What is required
Show every line where "Equipment" occurs.

Data shown
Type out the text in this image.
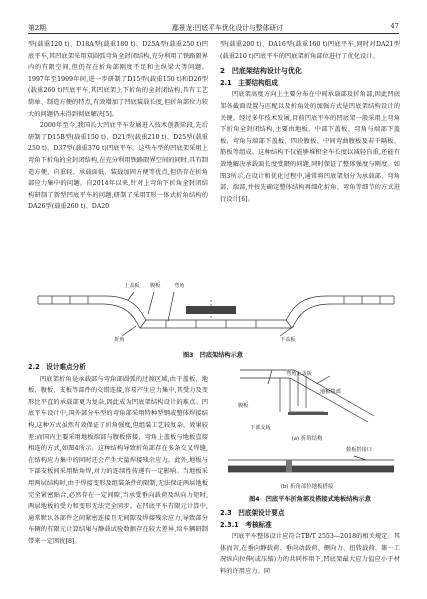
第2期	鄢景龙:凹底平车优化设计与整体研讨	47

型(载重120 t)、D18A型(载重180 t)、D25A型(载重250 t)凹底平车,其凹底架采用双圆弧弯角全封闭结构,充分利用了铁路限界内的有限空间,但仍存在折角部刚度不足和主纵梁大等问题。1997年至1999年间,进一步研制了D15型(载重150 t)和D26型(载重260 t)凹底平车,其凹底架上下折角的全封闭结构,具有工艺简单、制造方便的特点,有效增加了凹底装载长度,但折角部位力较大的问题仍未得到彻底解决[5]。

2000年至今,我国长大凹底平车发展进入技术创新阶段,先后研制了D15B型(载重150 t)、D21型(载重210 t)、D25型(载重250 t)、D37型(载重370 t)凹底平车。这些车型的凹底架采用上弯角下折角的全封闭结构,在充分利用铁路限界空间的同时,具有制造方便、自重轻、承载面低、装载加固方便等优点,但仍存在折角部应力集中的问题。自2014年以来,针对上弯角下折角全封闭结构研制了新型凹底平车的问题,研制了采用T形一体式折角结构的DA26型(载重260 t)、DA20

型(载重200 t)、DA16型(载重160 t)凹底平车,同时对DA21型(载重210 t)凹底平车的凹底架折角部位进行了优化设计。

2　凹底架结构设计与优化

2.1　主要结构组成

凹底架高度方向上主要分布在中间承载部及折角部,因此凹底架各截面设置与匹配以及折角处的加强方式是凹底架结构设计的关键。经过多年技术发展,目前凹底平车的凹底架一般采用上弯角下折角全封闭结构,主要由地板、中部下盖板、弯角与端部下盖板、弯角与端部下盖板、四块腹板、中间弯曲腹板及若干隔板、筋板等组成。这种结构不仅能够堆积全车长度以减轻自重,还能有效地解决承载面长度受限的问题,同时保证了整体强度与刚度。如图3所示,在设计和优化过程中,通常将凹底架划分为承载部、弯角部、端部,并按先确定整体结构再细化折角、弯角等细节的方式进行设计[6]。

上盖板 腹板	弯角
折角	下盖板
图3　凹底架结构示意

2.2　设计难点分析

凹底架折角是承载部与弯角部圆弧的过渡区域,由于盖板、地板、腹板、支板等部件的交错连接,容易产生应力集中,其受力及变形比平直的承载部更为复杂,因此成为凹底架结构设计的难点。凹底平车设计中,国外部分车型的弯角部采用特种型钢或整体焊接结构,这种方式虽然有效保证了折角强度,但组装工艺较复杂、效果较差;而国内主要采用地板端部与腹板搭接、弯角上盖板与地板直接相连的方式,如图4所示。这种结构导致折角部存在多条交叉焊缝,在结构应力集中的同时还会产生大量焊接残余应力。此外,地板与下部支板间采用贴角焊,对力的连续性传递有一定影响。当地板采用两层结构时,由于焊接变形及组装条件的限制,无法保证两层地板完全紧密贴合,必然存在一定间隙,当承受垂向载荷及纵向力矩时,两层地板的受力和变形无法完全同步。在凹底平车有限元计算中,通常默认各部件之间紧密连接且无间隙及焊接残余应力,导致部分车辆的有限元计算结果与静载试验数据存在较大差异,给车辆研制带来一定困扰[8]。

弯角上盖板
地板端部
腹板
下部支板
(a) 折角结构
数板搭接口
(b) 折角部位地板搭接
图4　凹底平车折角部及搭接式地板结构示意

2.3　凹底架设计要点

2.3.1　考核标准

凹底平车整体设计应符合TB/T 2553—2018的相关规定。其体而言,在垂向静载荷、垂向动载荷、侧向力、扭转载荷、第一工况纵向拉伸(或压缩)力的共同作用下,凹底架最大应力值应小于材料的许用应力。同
* * *
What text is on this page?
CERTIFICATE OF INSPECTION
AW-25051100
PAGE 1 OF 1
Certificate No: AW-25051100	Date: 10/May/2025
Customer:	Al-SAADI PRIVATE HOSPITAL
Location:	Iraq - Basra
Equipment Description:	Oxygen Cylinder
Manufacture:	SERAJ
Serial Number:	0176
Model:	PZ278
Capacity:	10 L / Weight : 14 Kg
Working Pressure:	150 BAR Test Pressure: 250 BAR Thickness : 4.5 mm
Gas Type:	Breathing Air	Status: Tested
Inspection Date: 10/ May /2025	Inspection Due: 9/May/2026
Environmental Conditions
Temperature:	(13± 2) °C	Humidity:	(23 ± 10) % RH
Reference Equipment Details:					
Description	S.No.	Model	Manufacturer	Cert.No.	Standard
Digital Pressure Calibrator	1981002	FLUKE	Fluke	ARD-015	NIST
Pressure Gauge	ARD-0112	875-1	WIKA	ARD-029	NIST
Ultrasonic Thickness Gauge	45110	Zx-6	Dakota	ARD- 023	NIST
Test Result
--
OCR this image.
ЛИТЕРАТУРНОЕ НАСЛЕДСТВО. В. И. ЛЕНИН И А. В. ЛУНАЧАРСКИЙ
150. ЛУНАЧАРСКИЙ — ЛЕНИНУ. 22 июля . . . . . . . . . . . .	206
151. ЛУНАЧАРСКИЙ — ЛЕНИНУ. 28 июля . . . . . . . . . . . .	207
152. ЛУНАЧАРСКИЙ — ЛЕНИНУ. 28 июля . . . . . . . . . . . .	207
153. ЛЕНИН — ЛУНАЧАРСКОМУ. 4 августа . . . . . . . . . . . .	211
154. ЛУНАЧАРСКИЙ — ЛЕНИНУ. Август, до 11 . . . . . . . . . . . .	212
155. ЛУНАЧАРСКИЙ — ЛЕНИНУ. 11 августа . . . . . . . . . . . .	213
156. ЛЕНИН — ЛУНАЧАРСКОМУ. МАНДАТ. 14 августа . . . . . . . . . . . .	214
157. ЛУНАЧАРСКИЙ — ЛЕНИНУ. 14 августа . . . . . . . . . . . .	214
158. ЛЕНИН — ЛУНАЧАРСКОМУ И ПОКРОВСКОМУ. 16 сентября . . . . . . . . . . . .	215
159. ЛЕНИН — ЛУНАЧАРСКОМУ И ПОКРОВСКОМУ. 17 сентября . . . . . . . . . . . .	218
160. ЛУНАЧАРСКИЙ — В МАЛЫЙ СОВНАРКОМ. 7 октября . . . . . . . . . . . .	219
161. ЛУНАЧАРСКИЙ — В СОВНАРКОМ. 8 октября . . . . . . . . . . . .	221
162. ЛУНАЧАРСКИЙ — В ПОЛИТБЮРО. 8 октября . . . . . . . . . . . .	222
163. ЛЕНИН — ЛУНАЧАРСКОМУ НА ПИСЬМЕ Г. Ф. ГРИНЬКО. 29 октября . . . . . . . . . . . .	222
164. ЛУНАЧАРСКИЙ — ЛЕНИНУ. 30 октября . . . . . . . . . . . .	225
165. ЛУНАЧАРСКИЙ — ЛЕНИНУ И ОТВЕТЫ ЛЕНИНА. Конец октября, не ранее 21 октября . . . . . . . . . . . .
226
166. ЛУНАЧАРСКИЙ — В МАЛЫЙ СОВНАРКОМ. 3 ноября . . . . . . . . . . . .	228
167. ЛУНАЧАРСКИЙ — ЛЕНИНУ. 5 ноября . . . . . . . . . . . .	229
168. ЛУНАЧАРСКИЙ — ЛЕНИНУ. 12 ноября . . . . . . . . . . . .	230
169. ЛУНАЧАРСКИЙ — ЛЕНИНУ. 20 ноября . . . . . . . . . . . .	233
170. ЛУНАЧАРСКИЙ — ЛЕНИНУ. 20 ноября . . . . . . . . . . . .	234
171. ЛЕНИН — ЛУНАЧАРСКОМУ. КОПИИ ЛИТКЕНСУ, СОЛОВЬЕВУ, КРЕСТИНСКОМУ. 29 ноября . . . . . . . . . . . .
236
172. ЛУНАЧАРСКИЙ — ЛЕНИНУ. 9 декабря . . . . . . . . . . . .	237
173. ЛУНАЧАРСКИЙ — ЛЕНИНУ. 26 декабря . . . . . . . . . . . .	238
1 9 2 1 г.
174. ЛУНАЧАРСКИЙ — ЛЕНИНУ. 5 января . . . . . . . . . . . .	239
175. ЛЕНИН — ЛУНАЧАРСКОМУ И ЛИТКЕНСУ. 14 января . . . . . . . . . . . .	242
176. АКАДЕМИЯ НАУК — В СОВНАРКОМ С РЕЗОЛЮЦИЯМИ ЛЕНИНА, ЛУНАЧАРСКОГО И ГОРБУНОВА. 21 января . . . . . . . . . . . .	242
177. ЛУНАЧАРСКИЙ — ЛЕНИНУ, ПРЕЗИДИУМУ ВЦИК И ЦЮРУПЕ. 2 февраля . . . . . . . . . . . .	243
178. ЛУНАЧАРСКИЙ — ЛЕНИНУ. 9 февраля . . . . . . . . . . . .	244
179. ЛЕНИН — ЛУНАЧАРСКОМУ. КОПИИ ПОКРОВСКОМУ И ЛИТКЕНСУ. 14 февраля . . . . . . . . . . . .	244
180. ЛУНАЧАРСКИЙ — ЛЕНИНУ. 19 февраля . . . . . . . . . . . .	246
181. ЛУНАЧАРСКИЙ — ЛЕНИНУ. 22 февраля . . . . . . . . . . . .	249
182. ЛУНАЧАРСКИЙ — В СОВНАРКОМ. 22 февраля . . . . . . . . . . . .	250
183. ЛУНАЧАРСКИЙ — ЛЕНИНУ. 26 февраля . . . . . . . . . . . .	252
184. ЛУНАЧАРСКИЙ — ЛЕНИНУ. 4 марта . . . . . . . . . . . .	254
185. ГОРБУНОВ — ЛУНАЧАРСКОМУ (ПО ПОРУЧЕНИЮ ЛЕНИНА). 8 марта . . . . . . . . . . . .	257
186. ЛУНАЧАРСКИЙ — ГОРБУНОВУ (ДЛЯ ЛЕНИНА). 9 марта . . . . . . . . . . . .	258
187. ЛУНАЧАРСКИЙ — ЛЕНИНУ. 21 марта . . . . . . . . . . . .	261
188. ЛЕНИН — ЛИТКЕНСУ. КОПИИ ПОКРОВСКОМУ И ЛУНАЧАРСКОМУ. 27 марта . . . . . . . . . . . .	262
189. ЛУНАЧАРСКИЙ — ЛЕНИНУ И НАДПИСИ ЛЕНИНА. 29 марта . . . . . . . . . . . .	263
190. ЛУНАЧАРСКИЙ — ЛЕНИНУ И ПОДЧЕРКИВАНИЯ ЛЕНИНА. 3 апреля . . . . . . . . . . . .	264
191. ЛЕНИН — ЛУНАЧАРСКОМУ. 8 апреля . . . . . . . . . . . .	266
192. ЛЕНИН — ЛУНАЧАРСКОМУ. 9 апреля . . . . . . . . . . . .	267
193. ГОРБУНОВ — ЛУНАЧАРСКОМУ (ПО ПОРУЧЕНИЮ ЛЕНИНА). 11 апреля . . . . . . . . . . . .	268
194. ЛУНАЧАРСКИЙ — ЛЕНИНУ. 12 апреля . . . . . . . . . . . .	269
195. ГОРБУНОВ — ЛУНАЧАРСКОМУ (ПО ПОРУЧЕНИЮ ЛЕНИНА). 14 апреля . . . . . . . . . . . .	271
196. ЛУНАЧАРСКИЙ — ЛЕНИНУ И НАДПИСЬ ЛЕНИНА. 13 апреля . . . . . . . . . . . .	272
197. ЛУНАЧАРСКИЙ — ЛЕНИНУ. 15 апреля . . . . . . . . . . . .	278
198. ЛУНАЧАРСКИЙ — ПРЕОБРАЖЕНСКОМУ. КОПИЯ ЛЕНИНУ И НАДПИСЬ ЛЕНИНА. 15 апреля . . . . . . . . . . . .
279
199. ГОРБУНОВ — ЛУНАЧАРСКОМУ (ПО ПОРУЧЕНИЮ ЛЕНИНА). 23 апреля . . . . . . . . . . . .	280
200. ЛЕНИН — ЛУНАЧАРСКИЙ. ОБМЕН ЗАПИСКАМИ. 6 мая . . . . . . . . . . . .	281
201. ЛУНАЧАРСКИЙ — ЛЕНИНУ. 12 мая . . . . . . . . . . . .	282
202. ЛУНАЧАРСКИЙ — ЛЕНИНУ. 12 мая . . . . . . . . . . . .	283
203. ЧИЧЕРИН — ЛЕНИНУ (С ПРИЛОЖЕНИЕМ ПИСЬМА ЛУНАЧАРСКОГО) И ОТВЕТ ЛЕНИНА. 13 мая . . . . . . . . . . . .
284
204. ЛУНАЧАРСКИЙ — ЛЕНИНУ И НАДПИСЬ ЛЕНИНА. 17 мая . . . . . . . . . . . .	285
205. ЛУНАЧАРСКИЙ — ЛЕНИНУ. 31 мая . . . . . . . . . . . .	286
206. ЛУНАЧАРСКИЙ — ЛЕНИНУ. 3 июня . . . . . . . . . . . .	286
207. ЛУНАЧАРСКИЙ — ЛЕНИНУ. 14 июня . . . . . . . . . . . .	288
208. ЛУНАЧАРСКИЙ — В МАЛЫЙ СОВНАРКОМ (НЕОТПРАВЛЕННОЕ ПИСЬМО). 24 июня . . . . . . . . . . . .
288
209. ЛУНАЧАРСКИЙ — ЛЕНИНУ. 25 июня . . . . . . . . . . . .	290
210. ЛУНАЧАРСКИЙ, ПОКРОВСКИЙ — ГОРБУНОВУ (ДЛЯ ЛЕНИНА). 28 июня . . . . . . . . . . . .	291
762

Worked answer
Equipment Description:	Oxygen Cylinder
Reference Equipment Details:					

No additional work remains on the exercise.